### WHAT THIS TASK INVOLVES
Change "bounding box" to "enclosing rectangle" in the material, from its start through the line containing "- camera-icon[interactable]: ◙: [1666, 547, 1682, 566]", and give those lines back with nothing else altered.

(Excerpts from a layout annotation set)
□ □ □ □ □ □ □
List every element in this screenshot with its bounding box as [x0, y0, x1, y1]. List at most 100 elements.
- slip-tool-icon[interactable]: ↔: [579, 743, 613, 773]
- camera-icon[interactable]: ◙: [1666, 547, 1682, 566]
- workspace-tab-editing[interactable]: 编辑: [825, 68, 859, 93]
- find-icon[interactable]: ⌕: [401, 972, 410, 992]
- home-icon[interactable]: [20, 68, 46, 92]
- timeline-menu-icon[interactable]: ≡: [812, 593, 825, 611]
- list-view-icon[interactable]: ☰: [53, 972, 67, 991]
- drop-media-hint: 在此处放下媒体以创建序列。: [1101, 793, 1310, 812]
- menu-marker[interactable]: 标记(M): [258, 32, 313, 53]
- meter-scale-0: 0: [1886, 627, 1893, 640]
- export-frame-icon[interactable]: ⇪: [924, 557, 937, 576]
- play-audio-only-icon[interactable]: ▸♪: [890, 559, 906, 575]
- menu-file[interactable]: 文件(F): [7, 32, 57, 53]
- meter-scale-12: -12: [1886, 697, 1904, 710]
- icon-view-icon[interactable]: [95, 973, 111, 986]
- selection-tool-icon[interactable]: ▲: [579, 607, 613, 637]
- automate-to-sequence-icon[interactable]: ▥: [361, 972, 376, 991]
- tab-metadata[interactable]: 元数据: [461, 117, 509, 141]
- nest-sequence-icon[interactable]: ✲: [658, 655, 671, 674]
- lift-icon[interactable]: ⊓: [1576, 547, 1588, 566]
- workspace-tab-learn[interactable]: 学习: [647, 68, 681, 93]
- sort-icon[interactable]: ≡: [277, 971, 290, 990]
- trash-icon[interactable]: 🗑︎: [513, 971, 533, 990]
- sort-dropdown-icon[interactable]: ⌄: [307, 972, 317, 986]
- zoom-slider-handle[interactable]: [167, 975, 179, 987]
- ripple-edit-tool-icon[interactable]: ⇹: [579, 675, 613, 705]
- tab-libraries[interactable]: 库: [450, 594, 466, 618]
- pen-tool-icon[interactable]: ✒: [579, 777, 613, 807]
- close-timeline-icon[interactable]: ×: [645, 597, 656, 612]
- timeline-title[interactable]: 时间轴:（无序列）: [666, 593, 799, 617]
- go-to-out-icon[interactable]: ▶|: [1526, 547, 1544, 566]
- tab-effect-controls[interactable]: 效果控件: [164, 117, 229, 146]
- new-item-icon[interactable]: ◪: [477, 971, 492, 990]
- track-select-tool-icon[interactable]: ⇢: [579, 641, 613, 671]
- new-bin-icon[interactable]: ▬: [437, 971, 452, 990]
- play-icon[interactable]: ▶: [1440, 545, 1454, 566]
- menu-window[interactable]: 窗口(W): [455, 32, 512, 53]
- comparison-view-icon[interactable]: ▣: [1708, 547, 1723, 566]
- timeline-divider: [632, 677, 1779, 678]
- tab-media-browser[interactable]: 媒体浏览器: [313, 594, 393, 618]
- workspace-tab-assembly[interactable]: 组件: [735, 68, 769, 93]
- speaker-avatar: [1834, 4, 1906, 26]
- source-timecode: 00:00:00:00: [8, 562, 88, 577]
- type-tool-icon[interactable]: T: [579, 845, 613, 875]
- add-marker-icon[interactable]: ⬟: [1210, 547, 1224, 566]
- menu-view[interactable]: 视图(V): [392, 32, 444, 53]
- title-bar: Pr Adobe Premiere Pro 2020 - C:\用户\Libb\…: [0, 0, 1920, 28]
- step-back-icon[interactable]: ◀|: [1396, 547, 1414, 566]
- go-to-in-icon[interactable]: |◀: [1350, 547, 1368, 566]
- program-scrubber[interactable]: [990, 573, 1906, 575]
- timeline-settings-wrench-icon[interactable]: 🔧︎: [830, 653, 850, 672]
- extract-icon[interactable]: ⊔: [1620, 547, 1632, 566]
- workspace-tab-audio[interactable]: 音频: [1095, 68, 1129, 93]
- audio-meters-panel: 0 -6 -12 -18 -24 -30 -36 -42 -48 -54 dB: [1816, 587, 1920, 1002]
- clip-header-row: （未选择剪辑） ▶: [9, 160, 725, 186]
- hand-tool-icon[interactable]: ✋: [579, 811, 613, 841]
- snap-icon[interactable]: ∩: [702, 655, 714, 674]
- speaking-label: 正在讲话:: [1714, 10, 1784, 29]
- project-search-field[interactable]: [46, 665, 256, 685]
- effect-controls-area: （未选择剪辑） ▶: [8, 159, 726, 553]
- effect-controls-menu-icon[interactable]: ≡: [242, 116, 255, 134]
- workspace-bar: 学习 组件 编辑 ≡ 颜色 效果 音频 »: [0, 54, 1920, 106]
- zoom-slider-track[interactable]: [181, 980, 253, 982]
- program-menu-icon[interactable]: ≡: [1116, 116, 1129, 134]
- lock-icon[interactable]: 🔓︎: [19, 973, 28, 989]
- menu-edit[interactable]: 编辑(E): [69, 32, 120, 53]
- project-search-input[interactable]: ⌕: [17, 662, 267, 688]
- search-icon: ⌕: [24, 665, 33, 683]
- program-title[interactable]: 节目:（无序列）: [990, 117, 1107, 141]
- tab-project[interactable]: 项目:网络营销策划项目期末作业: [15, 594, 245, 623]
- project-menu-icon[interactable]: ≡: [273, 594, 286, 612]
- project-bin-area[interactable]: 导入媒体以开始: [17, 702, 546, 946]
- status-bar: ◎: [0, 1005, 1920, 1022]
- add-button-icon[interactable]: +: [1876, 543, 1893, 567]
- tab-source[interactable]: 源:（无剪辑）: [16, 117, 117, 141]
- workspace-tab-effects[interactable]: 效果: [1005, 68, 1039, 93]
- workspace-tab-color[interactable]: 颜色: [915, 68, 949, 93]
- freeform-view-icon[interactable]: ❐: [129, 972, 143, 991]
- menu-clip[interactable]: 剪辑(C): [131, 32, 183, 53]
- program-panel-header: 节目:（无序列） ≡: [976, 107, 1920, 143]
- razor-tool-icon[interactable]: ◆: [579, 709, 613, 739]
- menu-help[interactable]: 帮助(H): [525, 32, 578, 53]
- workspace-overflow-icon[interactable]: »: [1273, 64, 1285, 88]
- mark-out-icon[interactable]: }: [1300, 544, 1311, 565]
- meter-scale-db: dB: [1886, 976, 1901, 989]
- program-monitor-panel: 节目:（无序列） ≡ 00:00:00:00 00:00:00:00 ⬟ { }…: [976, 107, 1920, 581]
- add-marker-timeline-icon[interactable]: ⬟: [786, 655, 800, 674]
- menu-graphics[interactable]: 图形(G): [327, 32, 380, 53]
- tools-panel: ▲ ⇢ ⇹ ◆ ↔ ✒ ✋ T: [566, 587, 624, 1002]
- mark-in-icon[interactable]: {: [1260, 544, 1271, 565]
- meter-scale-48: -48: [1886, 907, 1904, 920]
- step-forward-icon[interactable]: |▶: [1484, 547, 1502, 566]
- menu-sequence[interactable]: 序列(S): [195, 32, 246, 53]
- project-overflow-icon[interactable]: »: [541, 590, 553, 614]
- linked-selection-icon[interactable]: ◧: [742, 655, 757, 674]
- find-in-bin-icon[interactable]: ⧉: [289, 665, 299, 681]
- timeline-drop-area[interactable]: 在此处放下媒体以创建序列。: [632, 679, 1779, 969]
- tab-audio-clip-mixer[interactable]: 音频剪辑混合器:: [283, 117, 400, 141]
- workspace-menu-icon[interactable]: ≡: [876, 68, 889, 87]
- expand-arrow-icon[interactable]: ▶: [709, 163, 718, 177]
□ □ □ □ □ □ □
### EXERCISE OUTPUT
List every element in this screenshot with its enclosing rectangle as [x0, y0, x1, y1]. List at most 100 elements.
- slip-tool-icon[interactable]: ↔: [579, 743, 613, 773]
- camera-icon[interactable]: ◙: [1666, 547, 1682, 566]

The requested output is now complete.